**Objective**
Write down every entry below once more, exactly.

Source records
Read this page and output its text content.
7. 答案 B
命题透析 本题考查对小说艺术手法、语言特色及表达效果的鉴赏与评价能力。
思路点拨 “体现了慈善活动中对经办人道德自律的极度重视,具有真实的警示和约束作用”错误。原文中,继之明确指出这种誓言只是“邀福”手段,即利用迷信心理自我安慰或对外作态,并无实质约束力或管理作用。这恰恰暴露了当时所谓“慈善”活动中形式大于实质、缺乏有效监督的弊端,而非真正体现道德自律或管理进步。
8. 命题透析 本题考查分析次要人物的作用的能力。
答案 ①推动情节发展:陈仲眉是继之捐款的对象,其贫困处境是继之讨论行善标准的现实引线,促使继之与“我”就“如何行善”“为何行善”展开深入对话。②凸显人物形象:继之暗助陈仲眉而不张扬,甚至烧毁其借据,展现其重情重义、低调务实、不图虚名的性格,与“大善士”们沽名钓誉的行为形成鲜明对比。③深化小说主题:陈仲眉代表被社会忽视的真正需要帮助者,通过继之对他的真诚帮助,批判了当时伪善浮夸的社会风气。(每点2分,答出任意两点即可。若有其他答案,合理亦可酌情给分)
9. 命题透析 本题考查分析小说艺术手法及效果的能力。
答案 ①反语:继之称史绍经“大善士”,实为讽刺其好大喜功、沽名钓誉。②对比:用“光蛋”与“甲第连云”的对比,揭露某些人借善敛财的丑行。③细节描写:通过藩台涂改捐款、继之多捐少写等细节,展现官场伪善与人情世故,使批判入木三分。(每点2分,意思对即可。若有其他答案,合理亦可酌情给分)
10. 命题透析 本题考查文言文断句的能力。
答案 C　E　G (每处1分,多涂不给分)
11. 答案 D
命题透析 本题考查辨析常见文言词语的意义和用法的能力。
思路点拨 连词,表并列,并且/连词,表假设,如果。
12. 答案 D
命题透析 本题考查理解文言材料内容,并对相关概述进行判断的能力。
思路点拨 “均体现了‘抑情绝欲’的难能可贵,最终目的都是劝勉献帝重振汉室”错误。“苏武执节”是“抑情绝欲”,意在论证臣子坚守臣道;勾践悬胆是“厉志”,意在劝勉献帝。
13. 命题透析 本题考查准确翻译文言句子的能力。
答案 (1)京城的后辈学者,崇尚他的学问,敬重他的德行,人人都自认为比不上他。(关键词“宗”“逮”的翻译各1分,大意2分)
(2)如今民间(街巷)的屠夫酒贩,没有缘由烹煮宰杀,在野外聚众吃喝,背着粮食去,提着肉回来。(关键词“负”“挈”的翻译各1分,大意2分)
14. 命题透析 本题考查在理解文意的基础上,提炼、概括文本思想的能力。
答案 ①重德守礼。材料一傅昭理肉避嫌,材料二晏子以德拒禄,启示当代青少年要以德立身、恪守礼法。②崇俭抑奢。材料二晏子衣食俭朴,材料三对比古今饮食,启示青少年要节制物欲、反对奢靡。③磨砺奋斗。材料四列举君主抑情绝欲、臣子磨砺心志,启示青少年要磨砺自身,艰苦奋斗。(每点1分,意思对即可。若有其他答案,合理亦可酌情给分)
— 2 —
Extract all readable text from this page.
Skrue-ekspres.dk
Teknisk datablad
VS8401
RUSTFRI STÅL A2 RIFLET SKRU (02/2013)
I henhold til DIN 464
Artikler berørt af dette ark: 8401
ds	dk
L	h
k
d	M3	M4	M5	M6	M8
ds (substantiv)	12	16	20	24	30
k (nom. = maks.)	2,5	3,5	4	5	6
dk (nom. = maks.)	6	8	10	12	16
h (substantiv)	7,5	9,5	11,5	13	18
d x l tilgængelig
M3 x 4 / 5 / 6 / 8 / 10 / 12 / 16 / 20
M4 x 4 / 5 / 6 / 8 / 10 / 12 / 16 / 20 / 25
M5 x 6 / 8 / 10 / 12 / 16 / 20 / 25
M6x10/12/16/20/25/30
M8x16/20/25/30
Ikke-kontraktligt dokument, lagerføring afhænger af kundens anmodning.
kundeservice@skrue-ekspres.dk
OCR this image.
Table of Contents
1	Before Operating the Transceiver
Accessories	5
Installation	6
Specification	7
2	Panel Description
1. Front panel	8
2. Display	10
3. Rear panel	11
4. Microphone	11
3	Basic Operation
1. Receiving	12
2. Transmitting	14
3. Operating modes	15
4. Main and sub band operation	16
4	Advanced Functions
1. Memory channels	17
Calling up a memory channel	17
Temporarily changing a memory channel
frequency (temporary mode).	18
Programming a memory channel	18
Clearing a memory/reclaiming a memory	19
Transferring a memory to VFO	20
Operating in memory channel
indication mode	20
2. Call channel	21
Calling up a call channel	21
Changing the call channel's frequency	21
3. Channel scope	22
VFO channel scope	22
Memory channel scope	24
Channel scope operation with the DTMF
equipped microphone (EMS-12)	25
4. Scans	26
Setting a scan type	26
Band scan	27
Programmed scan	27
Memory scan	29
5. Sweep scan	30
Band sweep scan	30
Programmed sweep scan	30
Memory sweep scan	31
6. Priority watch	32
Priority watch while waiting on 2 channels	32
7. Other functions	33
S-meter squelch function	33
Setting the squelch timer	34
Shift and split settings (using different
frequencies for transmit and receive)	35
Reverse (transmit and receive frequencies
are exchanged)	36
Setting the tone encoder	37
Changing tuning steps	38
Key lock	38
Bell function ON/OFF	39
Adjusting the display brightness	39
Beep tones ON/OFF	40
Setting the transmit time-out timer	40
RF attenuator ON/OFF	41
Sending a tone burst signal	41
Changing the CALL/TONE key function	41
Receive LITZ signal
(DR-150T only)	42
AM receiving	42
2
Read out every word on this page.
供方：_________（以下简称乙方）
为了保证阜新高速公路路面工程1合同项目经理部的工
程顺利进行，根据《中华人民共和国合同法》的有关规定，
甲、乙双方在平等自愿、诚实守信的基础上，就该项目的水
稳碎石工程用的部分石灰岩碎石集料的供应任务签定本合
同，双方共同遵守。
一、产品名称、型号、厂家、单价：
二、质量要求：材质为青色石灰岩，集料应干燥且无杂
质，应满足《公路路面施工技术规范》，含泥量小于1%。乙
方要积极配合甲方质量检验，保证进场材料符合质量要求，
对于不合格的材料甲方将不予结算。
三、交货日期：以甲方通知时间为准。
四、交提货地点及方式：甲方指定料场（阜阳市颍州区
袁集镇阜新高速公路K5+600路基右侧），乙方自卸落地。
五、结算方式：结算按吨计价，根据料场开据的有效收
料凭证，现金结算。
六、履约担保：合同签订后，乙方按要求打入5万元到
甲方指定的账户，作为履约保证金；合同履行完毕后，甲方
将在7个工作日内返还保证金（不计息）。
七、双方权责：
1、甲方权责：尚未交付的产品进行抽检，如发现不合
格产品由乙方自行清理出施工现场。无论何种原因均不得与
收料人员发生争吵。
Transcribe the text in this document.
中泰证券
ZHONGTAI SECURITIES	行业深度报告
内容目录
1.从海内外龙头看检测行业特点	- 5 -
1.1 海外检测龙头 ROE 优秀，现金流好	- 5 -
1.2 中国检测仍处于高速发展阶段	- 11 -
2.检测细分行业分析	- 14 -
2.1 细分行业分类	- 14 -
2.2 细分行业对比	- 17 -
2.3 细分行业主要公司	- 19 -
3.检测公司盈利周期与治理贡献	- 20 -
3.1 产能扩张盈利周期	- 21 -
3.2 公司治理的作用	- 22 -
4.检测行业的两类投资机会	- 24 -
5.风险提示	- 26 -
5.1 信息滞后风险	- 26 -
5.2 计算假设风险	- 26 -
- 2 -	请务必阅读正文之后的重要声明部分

**The response**
Read this page and output its text content.
7. 答案 B
命题透析 本题考查对小说艺术手法、语言特色及表达效果的鉴赏与评价能力。
思路点拨 “体现了慈善活动中对经办人道德自律的极度重视,具有真实的警示和约束作用”错误。原文中,继之明确指出这种誓言只是“邀福”手段,即利用迷信心理自我安慰或对外作态,并无实质约束力或管理作用。这恰恰暴露了当时所谓“慈善”活动中形式大于实质、缺乏有效监督的弊端,而非真正体现道德自律或管理进步。
8. 命题透析 本题考查分析次要人物的作用的能力。
答案 ①推动情节发展:陈仲眉是继之捐款的对象,其贫困处境是继之讨论行善标准的现实引线,促使继之与“我”就“如何行善”“为何行善”展开深入对话。②凸显人物形象:继之暗助陈仲眉而不张扬,甚至烧毁其借据,展现其重情重义、低调务实、不图虚名的性格,与“大善士”们沽名钓誉的行为形成鲜明对比。③深化小说主题:陈仲眉代表被社会忽视的真正需要帮助者,通过继之对他的真诚帮助,批判了当时伪善浮夸的社会风气。(每点2分,答出任意两点即可。若有其他答案,合理亦可酌情给分)
9. 命题透析 本题考查分析小说艺术手法及效果的能力。
答案 ①反语:继之称史绍经“大善士”,实为讽刺其好大喜功、沽名钓誉。②对比:用“光蛋”与“甲第连云”的对比,揭露某些人借善敛财的丑行。③细节描写:通过藩台涂改捐款、继之多捐少写等细节,展现官场伪善与人情世故,使批判入木三分。(每点2分,意思对即可。若有其他答案,合理亦可酌情给分)
10. 命题透析 本题考查文言文断句的能力。
答案 C　E　G (每处1分,多涂不给分)
11. 答案 D
命题透析 本题考查辨析常见文言词语的意义和用法的能力。
思路点拨 连词,表并列,并且/连词,表假设,如果。
12. 答案 D
命题透析 本题考查理解文言材料内容,并对相关概述进行判断的能力。
思路点拨 “均体现了‘抑情绝欲’的难能可贵,最终目的都是劝勉献帝重振汉室”错误。“苏武执节”是“抑情绝欲”,意在论证臣子坚守臣道;勾践悬胆是“厉志”,意在劝勉献帝。
13. 命题透析 本题考查准确翻译文言句子的能力。
答案 (1)京城的后辈学者,崇尚他的学问,敬重他的德行,人人都自认为比不上他。(关键词“宗”“逮”的翻译各1分,大意2分)
(2)如今民间(街巷)的屠夫酒贩,没有缘由烹煮宰杀,在野外聚众吃喝,背着粮食去,提着肉回来。(关键词“负”“挈”的翻译各1分,大意2分)
14. 命题透析 本题考查在理解文意的基础上,提炼、概括文本思想的能力。
答案 ①重德守礼。材料一傅昭理肉避嫌,材料二晏子以德拒禄,启示当代青少年要以德立身、恪守礼法。②崇俭抑奢。材料二晏子衣食俭朴,材料三对比古今饮食,启示青少年要节制物欲、反对奢靡。③磨砺奋斗。材料四列举君主抑情绝欲、臣子磨砺心志,启示青少年要磨砺自身,艰苦奋斗。(每点1分,意思对即可。若有其他答案,合理亦可酌情给分)
— 2 —
Extract all readable text from this page.
Skrue-ekspres.dk
Teknisk datablad
VS8401
RUSTFRI STÅL A2 RIFLET SKRU (02/2013)
I henhold til DIN 464
Artikler berørt af dette ark: 8401
ds	dk
L	h
k
d	M3	M4	M5	M6	M8
ds (substantiv)	12	16	20	24	30
k (nom. = maks.)	2,5	3,5	4	5	6
dk (nom. = maks.)	6	8	10	12	16
h (substantiv)	7,5	9,5	11,5	13	18
d x l tilgængelig
M3 x 4 / 5 / 6 / 8 / 10 / 12 / 16 / 20
M4 x 4 / 5 / 6 / 8 / 10 / 12 / 16 / 20 / 25
M5 x 6 / 8 / 10 / 12 / 16 / 20 / 25
M6x10/12/16/20/25/30
M8x16/20/25/30
Ikke-kontraktligt dokument, lagerføring afhænger af kundens anmodning.
kundeservice@skrue-ekspres.dk
OCR this image.
Table of Contents
1	Before Operating the Transceiver
Accessories	5
Installation	6
Specification	7
2	Panel Description
1. Front panel	8
2. Display	10
3. Rear panel	11
4. Microphone	11
3	Basic Operation
1. Receiving	12
2. Transmitting	14
3. Operating modes	15
4. Main and sub band operation	16
4	Advanced Functions
1. Memory channels	17
Calling up a memory channel	17
Temporarily changing a memory channel
frequency (temporary mode).	18
Programming a memory channel	18
Clearing a memory/reclaiming a memory	19
Transferring a memory to VFO	20
Operating in memory channel
indication mode	20
2. Call channel	21
Calling up a call channel	21
Changing the call channel's frequency	21
3. Channel scope	22
VFO channel scope	22
Memory channel scope	24
Channel scope operation with the DTMF
equipped microphone (EMS-12)	25
4. Scans	26
Setting a scan type	26
Band scan	27
Programmed scan	27
Memory scan	29
5. Sweep scan	30
Band sweep scan	30
Programmed sweep scan	30
Memory sweep scan	31
6. Priority watch	32
Priority watch while waiting on 2 channels	32
7. Other functions	33
S-meter squelch function	33
Setting the squelch timer	34
Shift and split settings (using different
frequencies for transmit and receive)	35
Reverse (transmit and receive frequencies
are exchanged)	36
Setting the tone encoder	37
Changing tuning steps	38
Key lock	38
Bell function ON/OFF	39
Adjusting the display brightness	39
Beep tones ON/OFF	40
Setting the transmit time-out timer	40
RF attenuator ON/OFF	41
Sending a tone burst signal	41
Changing the CALL/TONE key function	41
Receive LITZ signal
(DR-150T only)	42
AM receiving	42
2
Read out every word on this page.
供方：_________（以下简称乙方）
为了保证阜新高速公路路面工程1合同项目经理部的工
程顺利进行，根据《中华人民共和国合同法》的有关规定，
甲、乙双方在平等自愿、诚实守信的基础上，就该项目的水
稳碎石工程用的部分石灰岩碎石集料的供应任务签定本合
同，双方共同遵守。
一、产品名称、型号、厂家、单价：
二、质量要求：材质为青色石灰岩，集料应干燥且无杂
质，应满足《公路路面施工技术规范》，含泥量小于1%。乙
方要积极配合甲方质量检验，保证进场材料符合质量要求，
对于不合格的材料甲方将不予结算。
三、交货日期：以甲方通知时间为准。
四、交提货地点及方式：甲方指定料场（阜阳市颍州区
袁集镇阜新高速公路K5+600路基右侧），乙方自卸落地。
五、结算方式：结算按吨计价，根据料场开据的有效收
料凭证，现金结算。
六、履约担保：合同签订后，乙方按要求打入5万元到
甲方指定的账户，作为履约保证金；合同履行完毕后，甲方
将在7个工作日内返还保证金（不计息）。
七、双方权责：
1、甲方权责：尚未交付的产品进行抽检，如发现不合
格产品由乙方自行清理出施工现场。无论何种原因均不得与
收料人员发生争吵。
Transcribe the text in this document.
中泰证券
ZHONGTAI SECURITIES	行业深度报告
内容目录
1.从海内外龙头看检测行业特点	- 5 -
1.1 海外检测龙头 ROE 优秀，现金流好	- 5 -
1.2 中国检测仍处于高速发展阶段	- 11 -
2.检测细分行业分析	- 14 -
2.1 细分行业分类	- 14 -
2.2 细分行业对比	- 17 -
2.3 细分行业主要公司	- 19 -
3.检测公司盈利周期与治理贡献	- 20 -
3.1 产能扩张盈利周期	- 21 -
3.2 公司治理的作用	- 22 -
4.检测行业的两类投资机会	- 24 -
5.风险提示	- 26 -
5.1 信息滞后风险	- 26 -
5.2 计算假设风险	- 26 -
- 2 -	请务必阅读正文之后的重要声明部分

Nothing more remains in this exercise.